* _TASK INSTRUCTIONS_
Return the material below in full and exactly.

* _GIVEN ENTRIES_
------------
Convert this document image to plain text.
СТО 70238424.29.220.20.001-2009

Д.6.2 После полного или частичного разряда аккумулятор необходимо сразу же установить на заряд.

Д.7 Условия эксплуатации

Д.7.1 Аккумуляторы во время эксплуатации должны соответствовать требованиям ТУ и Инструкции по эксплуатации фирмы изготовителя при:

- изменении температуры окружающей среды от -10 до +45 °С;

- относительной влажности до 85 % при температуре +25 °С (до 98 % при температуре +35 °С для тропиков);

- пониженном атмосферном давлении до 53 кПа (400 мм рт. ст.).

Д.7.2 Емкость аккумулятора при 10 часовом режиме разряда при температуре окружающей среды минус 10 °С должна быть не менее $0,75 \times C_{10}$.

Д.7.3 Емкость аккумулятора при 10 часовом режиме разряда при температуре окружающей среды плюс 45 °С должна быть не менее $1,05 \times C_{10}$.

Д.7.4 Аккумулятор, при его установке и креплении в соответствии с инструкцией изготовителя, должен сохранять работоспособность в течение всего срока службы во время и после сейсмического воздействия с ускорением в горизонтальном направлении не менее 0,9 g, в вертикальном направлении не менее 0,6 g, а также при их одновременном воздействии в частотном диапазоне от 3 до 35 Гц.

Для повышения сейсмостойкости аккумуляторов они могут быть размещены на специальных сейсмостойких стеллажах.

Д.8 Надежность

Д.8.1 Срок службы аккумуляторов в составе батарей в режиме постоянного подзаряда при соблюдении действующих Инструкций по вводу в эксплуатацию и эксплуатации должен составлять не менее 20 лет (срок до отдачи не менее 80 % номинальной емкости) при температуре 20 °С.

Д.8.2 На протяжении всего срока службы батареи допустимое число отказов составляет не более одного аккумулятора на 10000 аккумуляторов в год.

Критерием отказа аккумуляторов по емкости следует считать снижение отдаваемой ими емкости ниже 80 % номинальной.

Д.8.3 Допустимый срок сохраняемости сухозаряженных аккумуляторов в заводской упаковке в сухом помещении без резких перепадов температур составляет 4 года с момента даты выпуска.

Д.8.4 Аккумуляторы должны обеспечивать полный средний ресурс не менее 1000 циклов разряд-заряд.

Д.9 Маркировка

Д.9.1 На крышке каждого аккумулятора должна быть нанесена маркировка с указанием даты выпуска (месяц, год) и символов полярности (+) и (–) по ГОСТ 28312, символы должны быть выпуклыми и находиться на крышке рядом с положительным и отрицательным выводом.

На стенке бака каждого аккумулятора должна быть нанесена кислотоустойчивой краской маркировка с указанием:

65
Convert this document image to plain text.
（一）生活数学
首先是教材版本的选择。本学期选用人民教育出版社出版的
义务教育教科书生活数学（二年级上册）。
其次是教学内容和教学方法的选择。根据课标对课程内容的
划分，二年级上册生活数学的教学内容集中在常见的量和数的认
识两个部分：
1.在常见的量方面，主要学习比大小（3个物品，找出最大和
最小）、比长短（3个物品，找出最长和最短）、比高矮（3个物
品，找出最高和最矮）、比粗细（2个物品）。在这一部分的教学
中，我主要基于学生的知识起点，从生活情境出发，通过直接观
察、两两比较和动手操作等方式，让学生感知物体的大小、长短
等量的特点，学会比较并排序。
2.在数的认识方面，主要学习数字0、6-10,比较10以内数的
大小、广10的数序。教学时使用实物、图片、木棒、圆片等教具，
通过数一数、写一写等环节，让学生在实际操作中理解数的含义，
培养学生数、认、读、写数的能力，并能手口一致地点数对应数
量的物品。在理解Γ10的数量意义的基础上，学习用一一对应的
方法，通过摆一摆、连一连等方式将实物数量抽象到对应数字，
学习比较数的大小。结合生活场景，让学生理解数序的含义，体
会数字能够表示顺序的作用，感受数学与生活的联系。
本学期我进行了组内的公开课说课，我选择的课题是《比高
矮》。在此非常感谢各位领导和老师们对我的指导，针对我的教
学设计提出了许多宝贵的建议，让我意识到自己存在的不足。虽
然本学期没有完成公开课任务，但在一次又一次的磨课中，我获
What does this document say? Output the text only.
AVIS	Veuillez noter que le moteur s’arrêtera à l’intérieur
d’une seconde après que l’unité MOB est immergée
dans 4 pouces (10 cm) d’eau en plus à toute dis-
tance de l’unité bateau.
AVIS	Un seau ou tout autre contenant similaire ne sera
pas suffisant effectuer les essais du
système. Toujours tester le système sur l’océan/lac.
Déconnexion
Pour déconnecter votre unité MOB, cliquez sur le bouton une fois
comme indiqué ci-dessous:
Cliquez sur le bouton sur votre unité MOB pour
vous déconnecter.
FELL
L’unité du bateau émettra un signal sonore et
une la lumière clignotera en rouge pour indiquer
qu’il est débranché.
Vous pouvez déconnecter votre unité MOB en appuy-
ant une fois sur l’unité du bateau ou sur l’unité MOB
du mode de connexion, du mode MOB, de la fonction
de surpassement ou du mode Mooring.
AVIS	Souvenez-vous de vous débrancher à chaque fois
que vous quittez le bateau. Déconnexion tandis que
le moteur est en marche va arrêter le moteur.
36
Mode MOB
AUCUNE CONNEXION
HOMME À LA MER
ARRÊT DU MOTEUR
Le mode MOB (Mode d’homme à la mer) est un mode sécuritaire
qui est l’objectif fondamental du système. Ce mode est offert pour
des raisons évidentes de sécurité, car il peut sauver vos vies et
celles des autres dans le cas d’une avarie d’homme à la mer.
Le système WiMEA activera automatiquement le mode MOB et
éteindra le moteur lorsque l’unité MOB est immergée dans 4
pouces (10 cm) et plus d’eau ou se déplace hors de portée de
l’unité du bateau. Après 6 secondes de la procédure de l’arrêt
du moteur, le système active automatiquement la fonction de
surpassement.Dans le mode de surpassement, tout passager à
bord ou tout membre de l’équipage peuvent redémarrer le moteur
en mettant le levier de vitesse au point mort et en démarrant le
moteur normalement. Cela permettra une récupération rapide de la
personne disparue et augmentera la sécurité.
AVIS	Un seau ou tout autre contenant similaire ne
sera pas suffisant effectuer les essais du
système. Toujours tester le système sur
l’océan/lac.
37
------------
* _THE ANSWER_
Convert this document image to plain text.
СТО 70238424.29.220.20.001-2009

Д.6.2 После полного или частичного разряда аккумулятор необходимо сразу же установить на заряд.

Д.7 Условия эксплуатации

Д.7.1 Аккумуляторы во время эксплуатации должны соответствовать требованиям ТУ и Инструкции по эксплуатации фирмы изготовителя при:

- изменении температуры окружающей среды от -10 до +45 °С;

- относительной влажности до 85 % при температуре +25 °С (до 98 % при температуре +35 °С для тропиков);

- пониженном атмосферном давлении до 53 кПа (400 мм рт. ст.).

Д.7.2 Емкость аккумулятора при 10 часовом режиме разряда при температуре окружающей среды минус 10 °С должна быть не менее $0,75 \times C_{10}$.

Д.7.3 Емкость аккумулятора при 10 часовом режиме разряда при температуре окружающей среды плюс 45 °С должна быть не менее $1,05 \times C_{10}$.

Д.7.4 Аккумулятор, при его установке и креплении в соответствии с инструкцией изготовителя, должен сохранять работоспособность в течение всего срока службы во время и после сейсмического воздействия с ускорением в горизонтальном направлении не менее 0,9 g, в вертикальном направлении не менее 0,6 g, а также при их одновременном воздействии в частотном диапазоне от 3 до 35 Гц.

Для повышения сейсмостойкости аккумуляторов они могут быть размещены на специальных сейсмостойких стеллажах.

Д.8 Надежность

Д.8.1 Срок службы аккумуляторов в составе батарей в режиме постоянного подзаряда при соблюдении действующих Инструкций по вводу в эксплуатацию и эксплуатации должен составлять не менее 20 лет (срок до отдачи не менее 80 % номинальной емкости) при температуре 20 °С.

Д.8.2 На протяжении всего срока службы батареи допустимое число отказов составляет не более одного аккумулятора на 10000 аккумуляторов в год.

Критерием отказа аккумуляторов по емкости следует считать снижение отдаваемой ими емкости ниже 80 % номинальной.

Д.8.3 Допустимый срок сохраняемости сухозаряженных аккумуляторов в заводской упаковке в сухом помещении без резких перепадов температур составляет 4 года с момента даты выпуска.

Д.8.4 Аккумуляторы должны обеспечивать полный средний ресурс не менее 1000 циклов разряд-заряд.

Д.9 Маркировка

Д.9.1 На крышке каждого аккумулятора должна быть нанесена маркировка с указанием даты выпуска (месяц, год) и символов полярности (+) и (–) по ГОСТ 28312, символы должны быть выпуклыми и находиться на крышке рядом с положительным и отрицательным выводом.

На стенке бака каждого аккумулятора должна быть нанесена кислотоустойчивой краской маркировка с указанием:

65
Convert this document image to plain text.
（一）生活数学
首先是教材版本的选择。本学期选用人民教育出版社出版的
义务教育教科书生活数学（二年级上册）。
其次是教学内容和教学方法的选择。根据课标对课程内容的
划分，二年级上册生活数学的教学内容集中在常见的量和数的认
识两个部分：
1.在常见的量方面，主要学习比大小（3个物品，找出最大和
最小）、比长短（3个物品，找出最长和最短）、比高矮（3个物
品，找出最高和最矮）、比粗细（2个物品）。在这一部分的教学
中，我主要基于学生的知识起点，从生活情境出发，通过直接观
察、两两比较和动手操作等方式，让学生感知物体的大小、长短
等量的特点，学会比较并排序。
2.在数的认识方面，主要学习数字0、6-10,比较10以内数的
大小、广10的数序。教学时使用实物、图片、木棒、圆片等教具，
通过数一数、写一写等环节，让学生在实际操作中理解数的含义，
培养学生数、认、读、写数的能力，并能手口一致地点数对应数
量的物品。在理解Γ10的数量意义的基础上，学习用一一对应的
方法，通过摆一摆、连一连等方式将实物数量抽象到对应数字，
学习比较数的大小。结合生活场景，让学生理解数序的含义，体
会数字能够表示顺序的作用，感受数学与生活的联系。
本学期我进行了组内的公开课说课，我选择的课题是《比高
矮》。在此非常感谢各位领导和老师们对我的指导，针对我的教
学设计提出了许多宝贵的建议，让我意识到自己存在的不足。虽
然本学期没有完成公开课任务，但在一次又一次的磨课中，我获
What does this document say? Output the text only.
AVIS	Veuillez noter que le moteur s’arrêtera à l’intérieur
d’une seconde après que l’unité MOB est immergée
dans 4 pouces (10 cm) d’eau en plus à toute dis-
tance de l’unité bateau.
AVIS	Un seau ou tout autre contenant similaire ne sera
pas suffisant effectuer les essais du
système. Toujours tester le système sur l’océan/lac.
Déconnexion
Pour déconnecter votre unité MOB, cliquez sur le bouton une fois
comme indiqué ci-dessous:
Cliquez sur le bouton sur votre unité MOB pour
vous déconnecter.
FELL
L’unité du bateau émettra un signal sonore et
une la lumière clignotera en rouge pour indiquer
qu’il est débranché.
Vous pouvez déconnecter votre unité MOB en appuy-
ant une fois sur l’unité du bateau ou sur l’unité MOB
du mode de connexion, du mode MOB, de la fonction
de surpassement ou du mode Mooring.
AVIS	Souvenez-vous de vous débrancher à chaque fois
que vous quittez le bateau. Déconnexion tandis que
le moteur est en marche va arrêter le moteur.
36
Mode MOB
AUCUNE CONNEXION
HOMME À LA MER
ARRÊT DU MOTEUR
Le mode MOB (Mode d’homme à la mer) est un mode sécuritaire
qui est l’objectif fondamental du système. Ce mode est offert pour
des raisons évidentes de sécurité, car il peut sauver vos vies et
celles des autres dans le cas d’une avarie d’homme à la mer.
Le système WiMEA activera automatiquement le mode MOB et
éteindra le moteur lorsque l’unité MOB est immergée dans 4
pouces (10 cm) et plus d’eau ou se déplace hors de portée de
l’unité du bateau. Après 6 secondes de la procédure de l’arrêt
du moteur, le système active automatiquement la fonction de
surpassement.Dans le mode de surpassement, tout passager à
bord ou tout membre de l’équipage peuvent redémarrer le moteur
en mettant le levier de vitesse au point mort et en démarrant le
moteur normalement. Cela permettra une récupération rapide de la
personne disparue et augmentera la sécurité.
AVIS	Un seau ou tout autre contenant similaire ne
sera pas suffisant effectuer les essais du
système. Toujours tester le système sur
l’océan/lac.
37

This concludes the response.